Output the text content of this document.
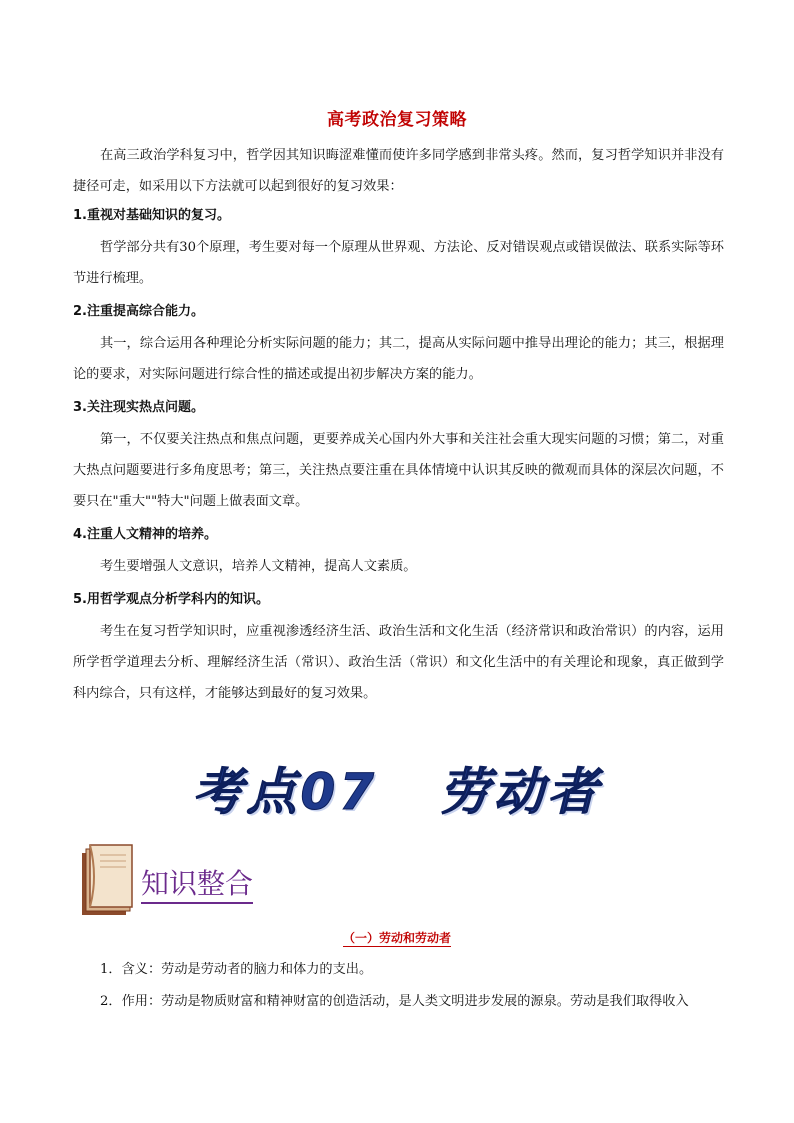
高考政治复习策略
在高三政治学科复习中，哲学因其知识晦涩难懂而使许多同学感到非常头疼。然而，复习哲学知识并非没有捷径可走，如采用以下方法就可以起到很好的复习效果：
1.重视对基础知识的复习。
哲学部分共有30个原理，考生要对每一个原理从世界观、方法论、反对错误观点或错误做法、联系实际等环节进行梳理。
2.注重提高综合能力。
其一，综合运用各种理论分析实际问题的能力；其二，提高从实际问题中推导出理论的能力；其三，根据理论的要求，对实际问题进行综合性的描述或提出初步解决方案的能力。
3.关注现实热点问题。
第一，不仅要关注热点和焦点问题，更要养成关心国内外大事和关注社会重大现实问题的习惯；第二，对重大热点问题要进行多角度思考；第三，关注热点要注重在具体情境中认识其反映的微观而具体的深层次问题，不要只在"重大""特大"问题上做表面文章。
4.注重人文精神的培养。
考生要增强人文意识，培养人文精神，提高人文素质。
5.用哲学观点分析学科内的知识。
考生在复习哲学知识时，应重视渗透经济生活、政治生活和文化生活（经济常识和政治常识）的内容，运用所学哲学道理去分析、理解经济生活（常识）、政治生活（常识）和文化生活中的有关理论和现象，真正做到学科内综合，只有这样，才能够达到最好的复习效果。
考点07 劳动者
知识整合
（一）劳动和劳动者
1．含义：劳动是劳动者的脑力和体力的支出。
2．作用：劳动是物质财富和精神财富的创造活动，是人类文明进步发展的源泉。劳动是我们取得收入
*****
**YOUR OBJECTIVE:**
Skip the images and write out the rest of the listing exactly.

**EXERCISE OUTPUT:**
Output the text content of this document.
高考政治复习策略
在高三政治学科复习中，哲学因其知识晦涩难懂而使许多同学感到非常头疼。然而，复习哲学知识并非没有捷径可走，如采用以下方法就可以起到很好的复习效果：
1.重视对基础知识的复习。
哲学部分共有30个原理，考生要对每一个原理从世界观、方法论、反对错误观点或错误做法、联系实际等环节进行梳理。
2.注重提高综合能力。
其一，综合运用各种理论分析实际问题的能力；其二，提高从实际问题中推导出理论的能力；其三，根据理论的要求，对实际问题进行综合性的描述或提出初步解决方案的能力。
3.关注现实热点问题。
第一，不仅要关注热点和焦点问题，更要养成关心国内外大事和关注社会重大现实问题的习惯；第二，对重大热点问题要进行多角度思考；第三，关注热点要注重在具体情境中认识其反映的微观而具体的深层次问题，不要只在"重大""特大"问题上做表面文章。
4.注重人文精神的培养。
考生要增强人文意识，培养人文精神，提高人文素质。
5.用哲学观点分析学科内的知识。
考生在复习哲学知识时，应重视渗透经济生活、政治生活和文化生活（经济常识和政治常识）的内容，运用所学哲学道理去分析、理解经济生活（常识）、政治生活（常识）和文化生活中的有关理论和现象，真正做到学科内综合，只有这样，才能够达到最好的复习效果。
考点07 劳动者
知识整合
（一）劳动和劳动者
1．含义：劳动是劳动者的脑力和体力的支出。
2．作用：劳动是物质财富和精神财富的创造活动，是人类文明进步发展的源泉。劳动是我们取得收入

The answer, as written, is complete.